## Start DATA SUPPLIED

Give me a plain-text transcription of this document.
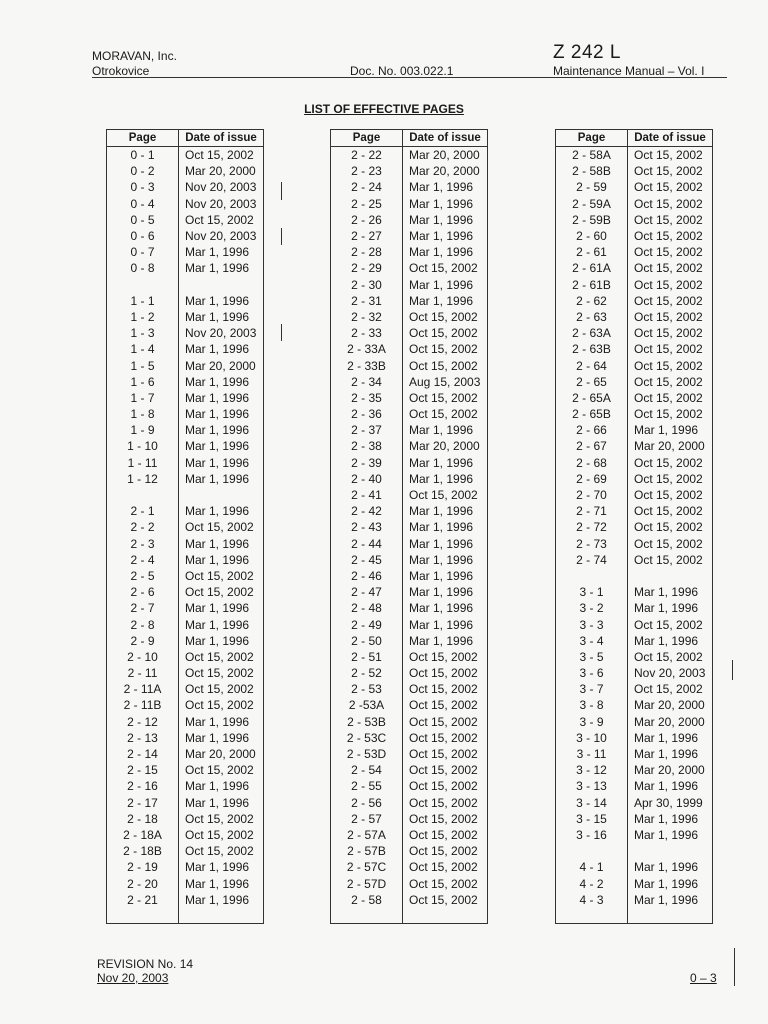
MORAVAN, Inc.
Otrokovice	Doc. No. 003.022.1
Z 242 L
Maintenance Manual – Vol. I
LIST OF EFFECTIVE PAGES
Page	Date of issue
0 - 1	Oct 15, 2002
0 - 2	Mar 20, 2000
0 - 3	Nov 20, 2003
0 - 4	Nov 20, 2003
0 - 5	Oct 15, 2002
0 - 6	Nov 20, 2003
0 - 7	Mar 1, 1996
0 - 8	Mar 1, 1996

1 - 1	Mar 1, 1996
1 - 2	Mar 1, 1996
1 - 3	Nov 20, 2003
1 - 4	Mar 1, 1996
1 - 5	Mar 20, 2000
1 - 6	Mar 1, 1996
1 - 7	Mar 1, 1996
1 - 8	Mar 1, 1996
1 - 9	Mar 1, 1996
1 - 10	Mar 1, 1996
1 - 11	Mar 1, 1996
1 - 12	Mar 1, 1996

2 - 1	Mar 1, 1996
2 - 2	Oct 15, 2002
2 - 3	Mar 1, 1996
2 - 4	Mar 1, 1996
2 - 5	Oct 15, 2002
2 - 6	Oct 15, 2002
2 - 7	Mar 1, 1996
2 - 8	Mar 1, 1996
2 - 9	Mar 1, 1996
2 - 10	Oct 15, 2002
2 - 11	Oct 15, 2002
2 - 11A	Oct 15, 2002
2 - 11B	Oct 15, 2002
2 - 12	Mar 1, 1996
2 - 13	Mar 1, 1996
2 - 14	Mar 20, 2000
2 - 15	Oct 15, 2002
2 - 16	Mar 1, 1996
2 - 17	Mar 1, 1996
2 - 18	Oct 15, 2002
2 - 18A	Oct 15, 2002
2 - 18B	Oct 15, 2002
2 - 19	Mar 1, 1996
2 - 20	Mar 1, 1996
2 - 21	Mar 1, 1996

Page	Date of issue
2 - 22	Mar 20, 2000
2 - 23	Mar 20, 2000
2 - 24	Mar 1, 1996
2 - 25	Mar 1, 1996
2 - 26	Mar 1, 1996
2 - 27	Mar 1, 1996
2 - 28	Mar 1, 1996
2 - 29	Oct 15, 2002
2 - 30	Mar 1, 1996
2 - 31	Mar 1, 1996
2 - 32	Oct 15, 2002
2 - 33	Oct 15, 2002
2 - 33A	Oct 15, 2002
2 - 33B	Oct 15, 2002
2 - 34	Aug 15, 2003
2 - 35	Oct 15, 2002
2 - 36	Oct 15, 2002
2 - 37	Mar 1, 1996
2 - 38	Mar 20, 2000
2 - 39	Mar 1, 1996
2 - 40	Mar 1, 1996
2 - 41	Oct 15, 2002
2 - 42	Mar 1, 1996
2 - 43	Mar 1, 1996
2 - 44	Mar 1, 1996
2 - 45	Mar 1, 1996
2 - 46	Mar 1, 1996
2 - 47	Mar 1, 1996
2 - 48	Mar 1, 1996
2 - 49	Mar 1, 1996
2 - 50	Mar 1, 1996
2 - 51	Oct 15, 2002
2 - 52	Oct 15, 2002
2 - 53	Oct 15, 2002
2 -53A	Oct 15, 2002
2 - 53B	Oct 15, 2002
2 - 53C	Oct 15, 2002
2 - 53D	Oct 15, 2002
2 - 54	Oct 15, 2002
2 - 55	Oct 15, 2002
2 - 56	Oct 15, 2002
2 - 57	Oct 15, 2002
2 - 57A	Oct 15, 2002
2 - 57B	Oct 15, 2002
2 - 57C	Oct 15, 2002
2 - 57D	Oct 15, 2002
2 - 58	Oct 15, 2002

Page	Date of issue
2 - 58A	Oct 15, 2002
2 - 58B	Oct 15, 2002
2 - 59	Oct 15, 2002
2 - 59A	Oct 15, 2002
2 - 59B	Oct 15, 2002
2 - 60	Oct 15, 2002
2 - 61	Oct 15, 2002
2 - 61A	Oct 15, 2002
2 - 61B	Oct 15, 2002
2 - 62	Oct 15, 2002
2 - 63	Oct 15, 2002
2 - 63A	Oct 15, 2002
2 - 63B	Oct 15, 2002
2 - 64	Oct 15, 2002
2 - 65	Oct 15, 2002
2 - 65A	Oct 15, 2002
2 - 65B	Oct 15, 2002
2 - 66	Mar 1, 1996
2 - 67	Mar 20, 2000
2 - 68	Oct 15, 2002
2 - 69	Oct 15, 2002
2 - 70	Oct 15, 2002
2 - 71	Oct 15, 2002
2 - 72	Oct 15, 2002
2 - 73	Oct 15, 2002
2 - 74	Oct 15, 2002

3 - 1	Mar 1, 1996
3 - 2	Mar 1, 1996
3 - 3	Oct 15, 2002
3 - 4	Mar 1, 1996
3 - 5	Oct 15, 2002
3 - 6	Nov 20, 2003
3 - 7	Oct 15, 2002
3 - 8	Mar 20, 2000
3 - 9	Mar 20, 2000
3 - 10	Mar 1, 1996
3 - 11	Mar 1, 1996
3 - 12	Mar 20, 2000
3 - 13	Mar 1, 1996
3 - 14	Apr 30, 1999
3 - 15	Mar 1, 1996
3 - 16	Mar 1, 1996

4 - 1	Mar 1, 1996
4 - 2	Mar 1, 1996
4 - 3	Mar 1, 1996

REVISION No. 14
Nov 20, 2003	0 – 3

## End DATA SUPPLIED
## Start DATA SUPPLIED

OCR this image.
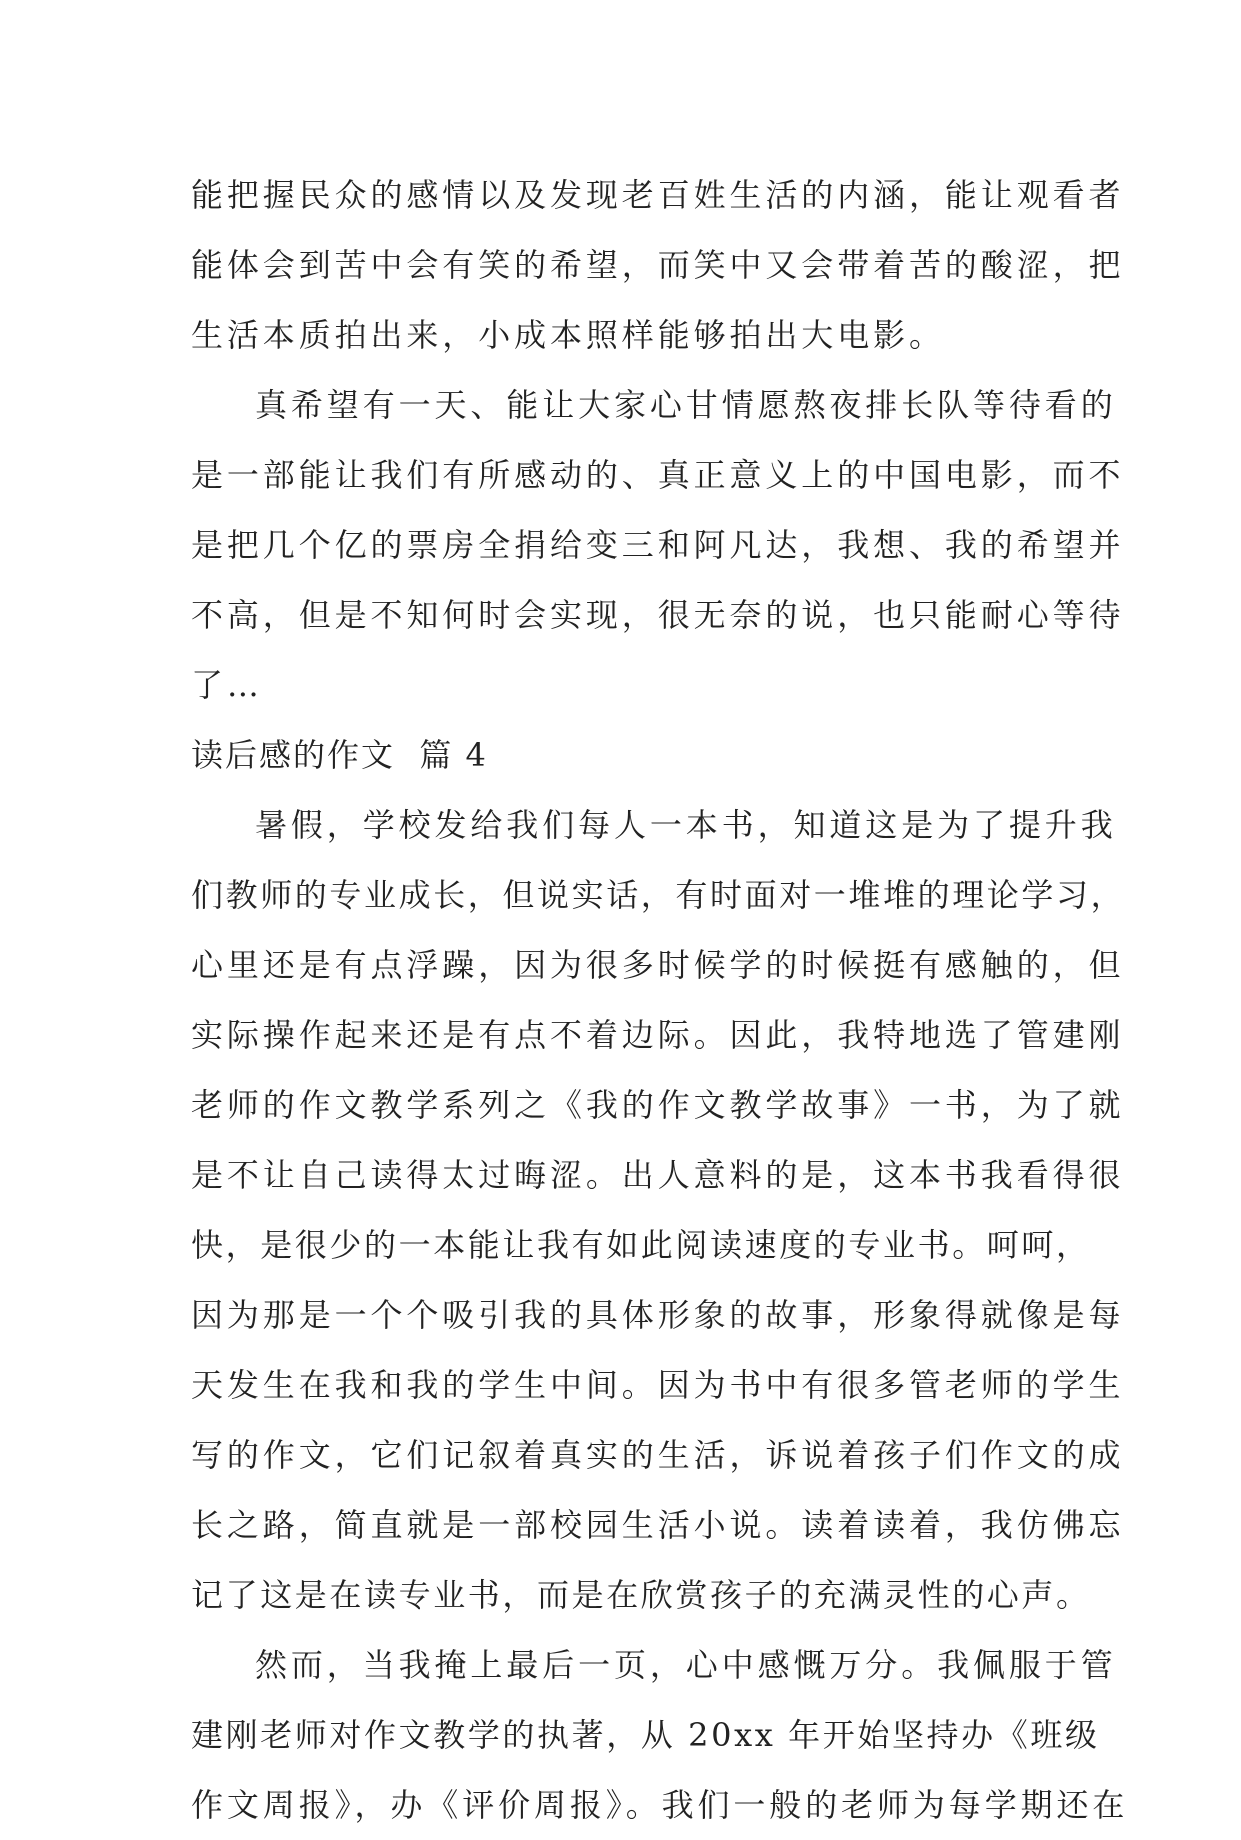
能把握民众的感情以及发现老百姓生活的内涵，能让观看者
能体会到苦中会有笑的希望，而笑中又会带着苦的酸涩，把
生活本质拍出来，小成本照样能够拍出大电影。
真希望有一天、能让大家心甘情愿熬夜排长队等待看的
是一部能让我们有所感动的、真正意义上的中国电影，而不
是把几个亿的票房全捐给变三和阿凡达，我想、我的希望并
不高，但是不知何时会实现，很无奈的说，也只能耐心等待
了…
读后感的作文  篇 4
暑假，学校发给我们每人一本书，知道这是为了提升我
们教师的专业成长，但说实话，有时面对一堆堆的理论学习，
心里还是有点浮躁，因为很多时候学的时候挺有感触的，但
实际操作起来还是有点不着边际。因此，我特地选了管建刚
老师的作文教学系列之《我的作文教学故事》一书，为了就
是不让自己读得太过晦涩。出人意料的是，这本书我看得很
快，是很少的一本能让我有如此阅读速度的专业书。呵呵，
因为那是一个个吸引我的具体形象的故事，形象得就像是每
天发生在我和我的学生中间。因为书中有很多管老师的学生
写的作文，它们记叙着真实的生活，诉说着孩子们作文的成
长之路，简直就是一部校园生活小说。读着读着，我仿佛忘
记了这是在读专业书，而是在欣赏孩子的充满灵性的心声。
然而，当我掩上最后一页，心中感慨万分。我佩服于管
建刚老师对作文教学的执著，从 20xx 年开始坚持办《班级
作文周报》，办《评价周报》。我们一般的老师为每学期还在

## End DATA SUPPLIED

GOAL:
Copy all lines from the data that hold the word "this".

EXERCISE RESPONSE:
Give me a plain-text transcription of this document.
OCR this image.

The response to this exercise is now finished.